— START —

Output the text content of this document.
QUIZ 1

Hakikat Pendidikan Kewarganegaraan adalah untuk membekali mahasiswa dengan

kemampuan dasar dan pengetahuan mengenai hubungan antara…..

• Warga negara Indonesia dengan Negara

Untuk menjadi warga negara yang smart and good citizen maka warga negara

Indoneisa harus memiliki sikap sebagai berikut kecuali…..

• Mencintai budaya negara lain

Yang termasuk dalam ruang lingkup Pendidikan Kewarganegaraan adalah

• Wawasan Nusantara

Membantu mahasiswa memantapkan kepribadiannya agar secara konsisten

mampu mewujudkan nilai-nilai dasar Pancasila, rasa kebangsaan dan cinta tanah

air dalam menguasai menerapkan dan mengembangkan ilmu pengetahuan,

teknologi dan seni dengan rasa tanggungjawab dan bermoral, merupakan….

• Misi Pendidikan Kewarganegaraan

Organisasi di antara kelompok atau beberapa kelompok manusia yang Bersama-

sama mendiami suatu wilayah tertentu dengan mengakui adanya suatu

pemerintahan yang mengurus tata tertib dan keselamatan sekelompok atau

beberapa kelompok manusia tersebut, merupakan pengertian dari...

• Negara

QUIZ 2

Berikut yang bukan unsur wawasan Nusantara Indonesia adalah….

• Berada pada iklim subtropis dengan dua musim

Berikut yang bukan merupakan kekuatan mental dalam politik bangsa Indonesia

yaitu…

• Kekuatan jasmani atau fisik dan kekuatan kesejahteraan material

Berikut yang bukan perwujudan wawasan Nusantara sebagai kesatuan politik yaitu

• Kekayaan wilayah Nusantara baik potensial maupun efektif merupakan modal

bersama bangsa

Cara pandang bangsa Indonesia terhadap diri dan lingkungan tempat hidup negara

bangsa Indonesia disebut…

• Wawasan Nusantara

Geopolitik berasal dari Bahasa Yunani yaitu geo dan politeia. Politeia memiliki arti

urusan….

— END —

Your task is to repeat the data exactly; please include every line.

▸ **Problem solution**:
Output the text content of this document.
QUIZ 1

Hakikat Pendidikan Kewarganegaraan adalah untuk membekali mahasiswa dengan

kemampuan dasar dan pengetahuan mengenai hubungan antara…..

• Warga negara Indonesia dengan Negara

Untuk menjadi warga negara yang smart and good citizen maka warga negara

Indoneisa harus memiliki sikap sebagai berikut kecuali…..

• Mencintai budaya negara lain

Yang termasuk dalam ruang lingkup Pendidikan Kewarganegaraan adalah

• Wawasan Nusantara

Membantu mahasiswa memantapkan kepribadiannya agar secara konsisten

mampu mewujudkan nilai-nilai dasar Pancasila, rasa kebangsaan dan cinta tanah

air dalam menguasai menerapkan dan mengembangkan ilmu pengetahuan,

teknologi dan seni dengan rasa tanggungjawab dan bermoral, merupakan….

• Misi Pendidikan Kewarganegaraan

Organisasi di antara kelompok atau beberapa kelompok manusia yang Bersama-

sama mendiami suatu wilayah tertentu dengan mengakui adanya suatu

pemerintahan yang mengurus tata tertib dan keselamatan sekelompok atau

beberapa kelompok manusia tersebut, merupakan pengertian dari...

• Negara

QUIZ 2

Berikut yang bukan unsur wawasan Nusantara Indonesia adalah….

• Berada pada iklim subtropis dengan dua musim

Berikut yang bukan merupakan kekuatan mental dalam politik bangsa Indonesia

yaitu…

• Kekuatan jasmani atau fisik dan kekuatan kesejahteraan material

Berikut yang bukan perwujudan wawasan Nusantara sebagai kesatuan politik yaitu

• Kekayaan wilayah Nusantara baik potensial maupun efektif merupakan modal

bersama bangsa

Cara pandang bangsa Indonesia terhadap diri dan lingkungan tempat hidup negara

bangsa Indonesia disebut…

• Wawasan Nusantara

Geopolitik berasal dari Bahasa Yunani yaitu geo dan politeia. Politeia memiliki arti

urusan….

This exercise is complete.